• [Исходный текст]:
Другой особенностью булгаковских «гастрономических» описаний являются повторы на разных уровнях структуры произведения (глубинной и поверхностной). На поверхности оказываются лексические повторы (кастрюля-кастрюлька), многочисленные диминутивы (графинчик, лафитничек, селедочка, вазочка, тарелочка, грибочки, водочка), передающие отношение к кулинарным артефактам вкушающего пищу.
На уровне глубинной структуры тот же борщ пародийно обыгрывается в сцене сна Никанора, в котором кастрюля трансформируется в чан с баландой [5, т. 5, с. 166], а «огненный борщ» — в одиноко плавающий «капустный лист». Хлестаковский образ «перьев», плавающих «вместо масла», открывает ряд реминисценций из любимого Булгаковым Гоголя, особенно заметных в ранних редакциях романа. Так, фраза из «Ревизора» («Больным велено габерсуп давать, а у меня по всем коридорам несет такая капуста, что береги только нос» [7] корреспондирует с булгаковской «зловонной капустой» и упоминанием столичных «подвалов с гнилыми овощами» [3, с. 60]. Правомерность литературных параллелей поддержана введением в эти сцены такой детали как «кастрюлька», которая представляет собой не просто предмет кухонной утвари, а образ-символ вожделенной жизни, иного недоступного мира, генетически восходящий к вдохновенному вранью Хлестакова: «суп в кастрюльке прямо на пароходе ... из Парижа», «откроют крышку — пар, которому подобного нельзя отыскать в природе» (ср. булгаковское: «чего вкуснее нет в мире»). «Дымящая» кастрюля с борщом в доме Босого — травестированный образ, отсылающий к описанию трапезы Преображенского, носителя «высокого стандарта», который не собирается «в порядке трудовой дисциплины» отказываться от столовой комнаты и изысканной кухни в виде венчающего обед с семгой, угрями и икрой «серебряного крытого блюда, в котором что-то ворчало» (с явственной гедонистической оценкой «бесподобно» [5, т. 2, с. 140—141]). Линия кастрюльки-кастрюли-чана еще раз пародийно дублирована в виде «закрытого» с «громадной жареной курицей» внутри чемодана Поплавского и достигает завершения в сцене «последних похождений» Коровьева и Бегемота: «в руках официантов прилетела закрытая сковорода, в которой что-то ворчало» [5, т. 5, с. 346].

• [Фрагменты записей]:

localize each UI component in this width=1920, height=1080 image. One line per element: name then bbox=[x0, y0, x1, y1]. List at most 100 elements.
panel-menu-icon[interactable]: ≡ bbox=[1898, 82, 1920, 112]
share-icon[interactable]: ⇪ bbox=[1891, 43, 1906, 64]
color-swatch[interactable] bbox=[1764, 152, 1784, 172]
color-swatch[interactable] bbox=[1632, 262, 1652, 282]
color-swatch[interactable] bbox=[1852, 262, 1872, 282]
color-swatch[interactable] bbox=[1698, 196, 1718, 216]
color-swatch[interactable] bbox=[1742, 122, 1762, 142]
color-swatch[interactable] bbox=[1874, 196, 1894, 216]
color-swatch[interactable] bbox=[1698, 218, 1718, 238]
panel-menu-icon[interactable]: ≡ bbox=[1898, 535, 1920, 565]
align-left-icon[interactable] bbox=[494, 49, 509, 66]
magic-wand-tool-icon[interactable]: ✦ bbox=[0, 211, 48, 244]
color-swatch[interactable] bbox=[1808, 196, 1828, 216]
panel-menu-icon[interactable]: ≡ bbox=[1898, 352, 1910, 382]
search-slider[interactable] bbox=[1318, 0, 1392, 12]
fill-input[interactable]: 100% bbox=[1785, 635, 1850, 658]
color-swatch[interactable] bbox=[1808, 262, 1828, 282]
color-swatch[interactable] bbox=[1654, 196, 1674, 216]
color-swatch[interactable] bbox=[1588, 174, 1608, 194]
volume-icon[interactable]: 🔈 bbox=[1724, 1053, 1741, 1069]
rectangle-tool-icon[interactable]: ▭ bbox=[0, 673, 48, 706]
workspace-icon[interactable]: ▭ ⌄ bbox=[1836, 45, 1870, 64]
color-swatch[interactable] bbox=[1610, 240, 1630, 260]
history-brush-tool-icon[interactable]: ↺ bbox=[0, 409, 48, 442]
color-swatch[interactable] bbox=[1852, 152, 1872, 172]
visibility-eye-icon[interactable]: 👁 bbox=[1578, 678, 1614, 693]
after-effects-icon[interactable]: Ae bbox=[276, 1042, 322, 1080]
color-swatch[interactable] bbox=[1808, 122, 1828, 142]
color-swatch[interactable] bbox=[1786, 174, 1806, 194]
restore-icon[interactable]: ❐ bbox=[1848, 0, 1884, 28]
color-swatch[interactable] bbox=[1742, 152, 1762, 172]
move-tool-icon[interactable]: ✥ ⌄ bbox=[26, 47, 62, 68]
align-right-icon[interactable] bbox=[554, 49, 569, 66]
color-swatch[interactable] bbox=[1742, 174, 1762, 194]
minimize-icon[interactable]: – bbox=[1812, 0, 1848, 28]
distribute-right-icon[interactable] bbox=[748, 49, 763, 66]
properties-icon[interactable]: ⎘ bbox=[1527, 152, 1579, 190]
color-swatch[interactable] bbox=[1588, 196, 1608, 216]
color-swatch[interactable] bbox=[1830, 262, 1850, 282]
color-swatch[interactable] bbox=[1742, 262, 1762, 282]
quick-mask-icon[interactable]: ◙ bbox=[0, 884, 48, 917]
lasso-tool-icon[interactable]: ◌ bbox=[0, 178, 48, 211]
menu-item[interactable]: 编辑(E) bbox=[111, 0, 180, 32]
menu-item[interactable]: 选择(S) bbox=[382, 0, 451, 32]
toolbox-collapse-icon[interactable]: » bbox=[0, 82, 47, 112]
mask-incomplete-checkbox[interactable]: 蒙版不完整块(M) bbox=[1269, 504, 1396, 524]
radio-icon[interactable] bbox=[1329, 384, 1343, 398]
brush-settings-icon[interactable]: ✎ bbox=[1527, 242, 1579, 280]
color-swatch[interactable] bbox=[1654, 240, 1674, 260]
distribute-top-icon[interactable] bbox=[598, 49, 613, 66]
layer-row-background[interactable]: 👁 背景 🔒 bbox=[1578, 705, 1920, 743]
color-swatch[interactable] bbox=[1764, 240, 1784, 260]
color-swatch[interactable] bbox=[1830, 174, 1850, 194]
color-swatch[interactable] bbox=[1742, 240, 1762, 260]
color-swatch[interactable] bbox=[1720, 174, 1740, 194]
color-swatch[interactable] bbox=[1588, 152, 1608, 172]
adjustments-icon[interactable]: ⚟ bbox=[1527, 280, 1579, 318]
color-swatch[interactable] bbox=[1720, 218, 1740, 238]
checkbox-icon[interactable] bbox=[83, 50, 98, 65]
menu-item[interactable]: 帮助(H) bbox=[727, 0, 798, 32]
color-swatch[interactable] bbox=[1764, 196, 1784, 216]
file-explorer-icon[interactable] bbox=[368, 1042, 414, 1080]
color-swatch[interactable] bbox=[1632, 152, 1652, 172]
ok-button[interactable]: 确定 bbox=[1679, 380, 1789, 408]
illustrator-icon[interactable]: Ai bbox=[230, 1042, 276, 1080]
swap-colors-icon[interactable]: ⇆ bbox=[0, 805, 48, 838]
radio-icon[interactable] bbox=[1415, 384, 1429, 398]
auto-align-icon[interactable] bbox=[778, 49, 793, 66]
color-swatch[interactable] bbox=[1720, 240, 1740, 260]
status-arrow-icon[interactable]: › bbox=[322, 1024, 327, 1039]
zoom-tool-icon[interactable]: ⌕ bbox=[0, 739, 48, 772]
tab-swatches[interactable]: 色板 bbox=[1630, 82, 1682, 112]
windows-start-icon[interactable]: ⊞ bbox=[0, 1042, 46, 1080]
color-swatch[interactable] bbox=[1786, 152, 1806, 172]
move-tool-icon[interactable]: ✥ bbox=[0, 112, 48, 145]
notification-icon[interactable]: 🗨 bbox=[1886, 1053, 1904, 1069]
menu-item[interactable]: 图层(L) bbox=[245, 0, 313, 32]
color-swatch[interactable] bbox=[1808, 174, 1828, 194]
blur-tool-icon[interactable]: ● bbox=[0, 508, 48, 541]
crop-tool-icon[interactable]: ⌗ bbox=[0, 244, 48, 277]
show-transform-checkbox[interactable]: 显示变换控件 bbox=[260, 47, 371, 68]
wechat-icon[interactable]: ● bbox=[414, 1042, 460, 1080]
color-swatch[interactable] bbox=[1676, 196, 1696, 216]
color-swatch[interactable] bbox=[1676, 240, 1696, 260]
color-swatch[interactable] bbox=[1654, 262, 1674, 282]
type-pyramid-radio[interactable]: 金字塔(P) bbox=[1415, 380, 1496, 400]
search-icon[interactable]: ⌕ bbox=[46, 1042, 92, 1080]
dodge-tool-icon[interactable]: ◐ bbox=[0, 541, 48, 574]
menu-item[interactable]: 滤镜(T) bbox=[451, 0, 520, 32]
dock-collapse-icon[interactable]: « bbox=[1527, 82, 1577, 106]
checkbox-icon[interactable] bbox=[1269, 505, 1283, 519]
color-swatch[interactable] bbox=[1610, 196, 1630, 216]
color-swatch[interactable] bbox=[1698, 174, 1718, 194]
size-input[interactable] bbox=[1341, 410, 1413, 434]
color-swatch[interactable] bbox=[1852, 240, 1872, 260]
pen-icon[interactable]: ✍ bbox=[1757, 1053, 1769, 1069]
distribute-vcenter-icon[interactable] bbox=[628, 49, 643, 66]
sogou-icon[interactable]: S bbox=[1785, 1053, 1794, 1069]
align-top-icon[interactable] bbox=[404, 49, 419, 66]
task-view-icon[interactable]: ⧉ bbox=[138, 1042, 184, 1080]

• [Задание 1]: Во что трансформируется кастрюля в сцене сна Никанора, согласно исходному тексту?
• [Задание 2]: Перепишите из исходного текста фрагмент между словами «Другой особенностью булгаковских» и «артефактам вкушающего пищу.», включая их.

• [Правильный ответ 1]: В чан с баландой.

• [Правильный ответ 2]:
Другой особенностью булгаковских «гастрономических» описаний являются повторы на разных уровнях структуры произведения (глубинной и поверхностной). На поверхности оказываются лексические повторы (кастрюля-кастрюлька), многочисленные диминутивы (графинчик, лафитничек, селедочка, вазочка, тарелочка, грибочки, водочка), передающие отношение к кулинарным артефактам вкушающего пищу.